● TASK OBJECTIVE: Please name the two impurities that, according to the tetrahedrite study, weaken tetrahedrite's electrostatic attraction to flotation reagents.

● DOCUMENT SECTION:
>>

Density functional theory study on electronic structure of tetrahedrite and effect of natural impurities on its flotation property

The electronic structure of tetrahedrite and effect of four typical natural impurities including zinc, arsenic, iron and silver on its flotation property were systematically studied through density functional theory. The band structure and surface energy calculation show that tetrahedrite is a p-type semiconductor and has no cleavage plane. The frontier orbital energy analysis indicates that compared with chalcopyrite, the flotation separation of tetrahedrite from commonly associated galena, sphalerite and pyrite is more difficult. The Hirshfeld population analysis shows that in comparison with tetrahedrite, chalcopyrite and pyrite, galena and sphalerite have stronger electrostatic attraction to flotation agents, and galena has an obviously better natural floatability than the four other sulfides. The band structure and frontier orbital energy analyses for impurity-bearing tetrahedrites show that they are all p-type semiconductors with better electrical conductivity than pure tetrahedrite, and iron impurity increases the difficulty of tetrahedrite's flotation separation from galena, sphalerite and pyrite. The Hirshfeld population analysis manifests that zinc and silver impurities enhance tetrahedrite's electrostatic attraction to flotation reagents while arsenic and iron work in the opposite. Moreover, silver impurity lowers tetrahedrite's natural floatability while zinc, arsenic and iron have no obvious effects.

Automated summary

The electronic structure and flotation properties of tetrahedrite were systematically studied in relation to four typical natural impurities using density functional theory. It was found that iron impurity increases the difficulty of tetrahedrite's separation from other sulfides, while zinc, arsenic, and silver impurities have varying effects on the flotation properties of tetrahedrite.

<<

● RECORDED DATA:
>>

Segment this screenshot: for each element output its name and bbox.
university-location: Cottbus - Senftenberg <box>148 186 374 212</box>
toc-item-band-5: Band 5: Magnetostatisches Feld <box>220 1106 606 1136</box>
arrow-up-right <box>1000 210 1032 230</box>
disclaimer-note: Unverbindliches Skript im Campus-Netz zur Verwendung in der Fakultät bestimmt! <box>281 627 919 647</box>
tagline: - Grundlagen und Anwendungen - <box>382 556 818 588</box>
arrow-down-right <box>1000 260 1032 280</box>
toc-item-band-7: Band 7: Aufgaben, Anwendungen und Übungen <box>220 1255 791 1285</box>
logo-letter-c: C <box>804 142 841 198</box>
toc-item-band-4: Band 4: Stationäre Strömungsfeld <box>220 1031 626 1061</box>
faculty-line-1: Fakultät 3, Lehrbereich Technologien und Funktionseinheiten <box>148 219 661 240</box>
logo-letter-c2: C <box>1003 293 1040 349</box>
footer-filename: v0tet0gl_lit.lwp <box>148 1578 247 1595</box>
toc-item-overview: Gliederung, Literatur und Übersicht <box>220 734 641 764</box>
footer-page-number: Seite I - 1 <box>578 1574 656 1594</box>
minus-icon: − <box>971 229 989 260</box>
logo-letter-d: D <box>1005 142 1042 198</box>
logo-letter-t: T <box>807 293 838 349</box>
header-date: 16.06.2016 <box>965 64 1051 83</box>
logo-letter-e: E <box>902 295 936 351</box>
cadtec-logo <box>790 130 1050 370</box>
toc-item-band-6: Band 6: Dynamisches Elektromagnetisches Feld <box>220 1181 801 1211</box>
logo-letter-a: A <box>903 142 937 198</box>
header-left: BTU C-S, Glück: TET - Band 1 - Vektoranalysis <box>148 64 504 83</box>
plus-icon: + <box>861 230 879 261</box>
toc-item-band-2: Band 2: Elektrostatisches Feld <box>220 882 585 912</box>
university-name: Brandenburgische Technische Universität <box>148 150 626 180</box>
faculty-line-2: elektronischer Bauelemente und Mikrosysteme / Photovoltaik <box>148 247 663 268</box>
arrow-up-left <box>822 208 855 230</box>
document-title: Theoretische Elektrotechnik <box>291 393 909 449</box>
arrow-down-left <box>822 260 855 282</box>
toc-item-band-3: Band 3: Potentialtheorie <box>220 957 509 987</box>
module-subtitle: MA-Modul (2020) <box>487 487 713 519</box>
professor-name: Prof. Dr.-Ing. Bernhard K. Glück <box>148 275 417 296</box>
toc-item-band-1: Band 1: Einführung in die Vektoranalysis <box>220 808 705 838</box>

<<

● TASK OUTPUT: Arsenic and iron.